◆ Your instructions:
Pictures appear in the records below; write out everything else exactly.
### Extracted information ###
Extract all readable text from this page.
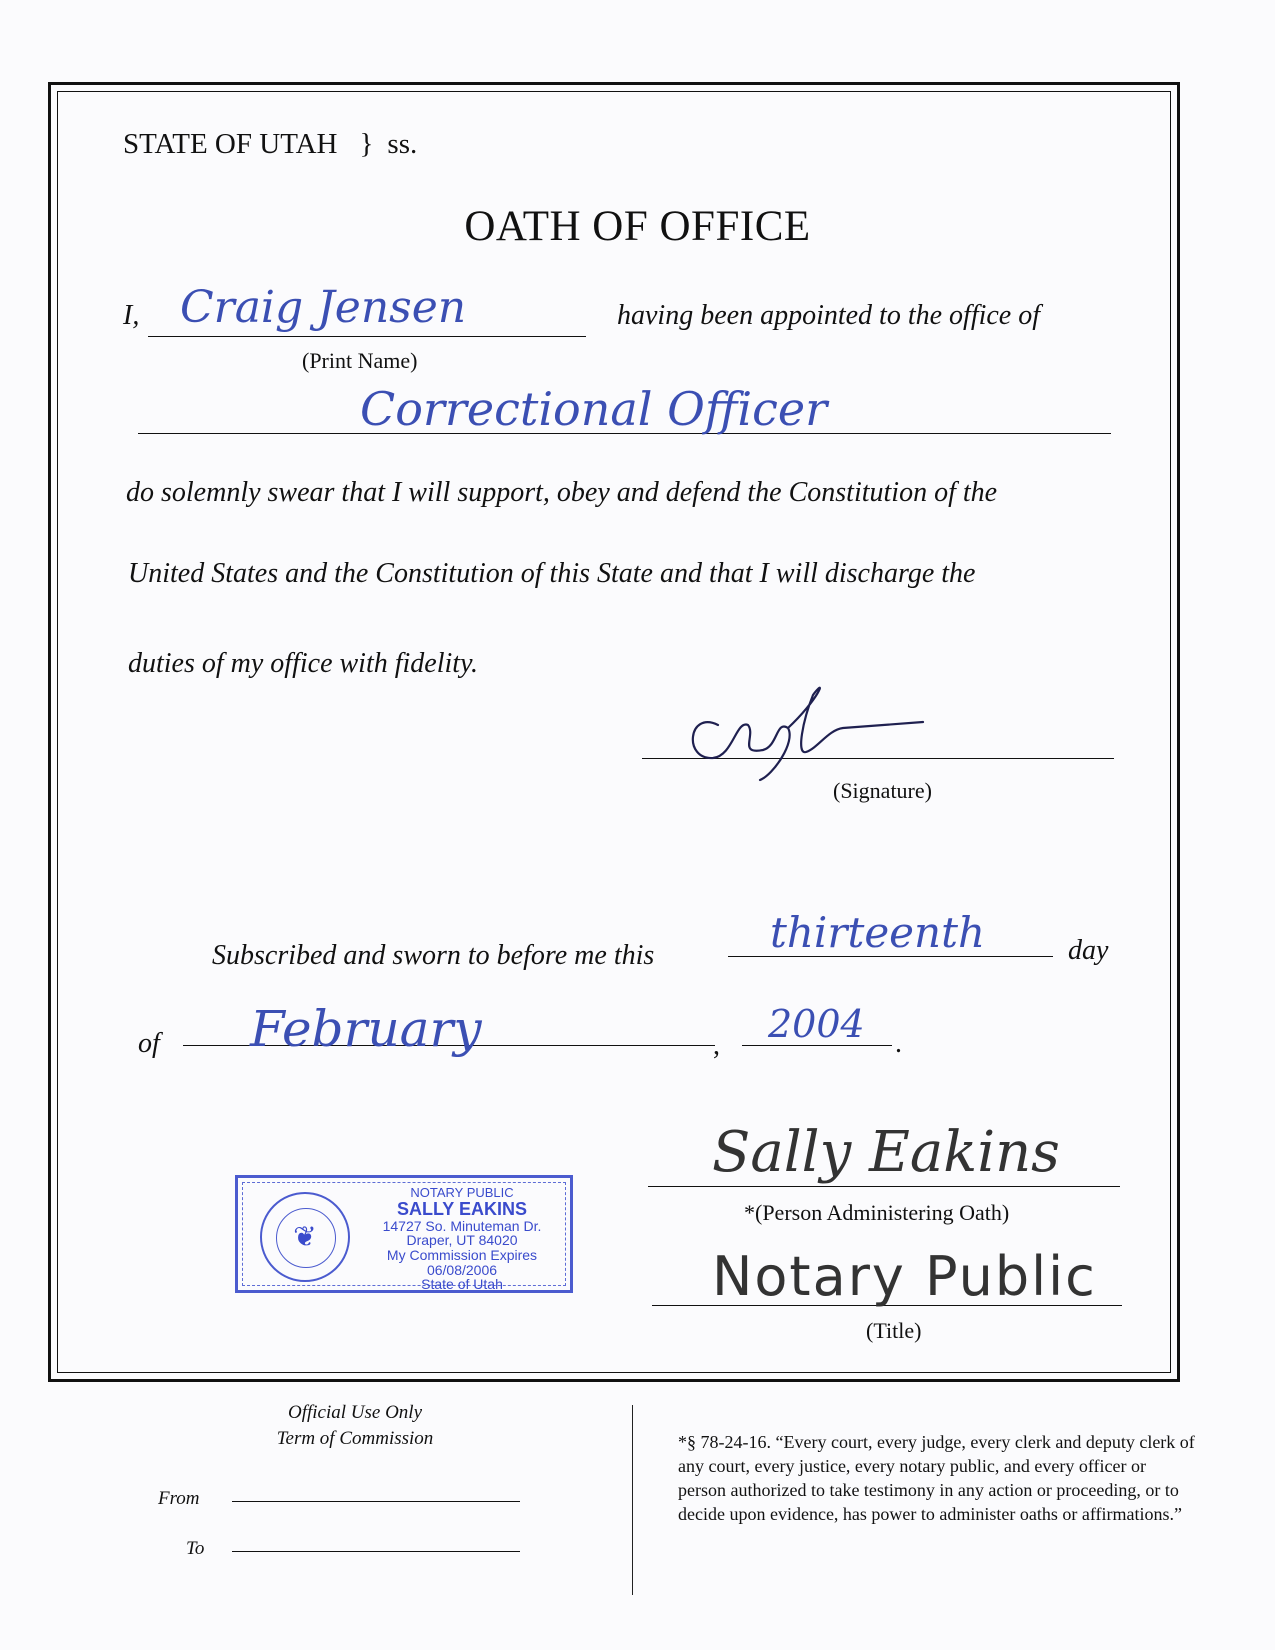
STATE OF UTAH } ss.
OATH OF OFFICE
I, Craig Jensen	having been appointed to the office of
(Print Name)
Correctional Officer
do solemnly swear that I will support, obey and defend the Constitution of the
United States and the Constitution of this State and that I will discharge the
duties of my office with fidelity.
(Signature)
Subscribed and sworn to before me this	thirteenth	day
of February	, 2004 .
Sally Eakins
*(Person Administering Oath)
Notary Public
(Title)
❦
NOTARY PUBLIC
SALLY EAKINS
14727 So. Minuteman Dr.
Draper, UT 84020
My Commission Expires 06/08/2006
State of Utah
Official Use Only
Term of Commission
From
To
*§ 78-24-16. “Every court, every judge, every clerk and deputy clerk of any court, every justice, every notary public, and every officer or person authorized to take testimony in any action or proceeding, or to decide upon evidence, has power to administer oaths or affirmations.”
###
◆ Full response:
Extract all readable text from this page.
STATE OF UTAH } ss.
OATH OF OFFICE
I, Craig Jensen	having been appointed to the office of
(Print Name)
Correctional Officer
do solemnly swear that I will support, obey and defend the Constitution of the
United States and the Constitution of this State and that I will discharge the
duties of my office with fidelity.
(Signature)
Subscribed and sworn to before me this	thirteenth	day
of February	, 2004 .
Sally Eakins
*(Person Administering Oath)
Notary Public
(Title)
❦
NOTARY PUBLIC
SALLY EAKINS
14727 So. Minuteman Dr.
Draper, UT 84020
My Commission Expires 06/08/2006
State of Utah
Official Use Only
Term of Commission
From
To
*§ 78-24-16. “Every court, every judge, every clerk and deputy clerk of any court, every justice, every notary public, and every officer or person authorized to take testimony in any action or proceeding, or to decide upon evidence, has power to administer oaths or affirmations.”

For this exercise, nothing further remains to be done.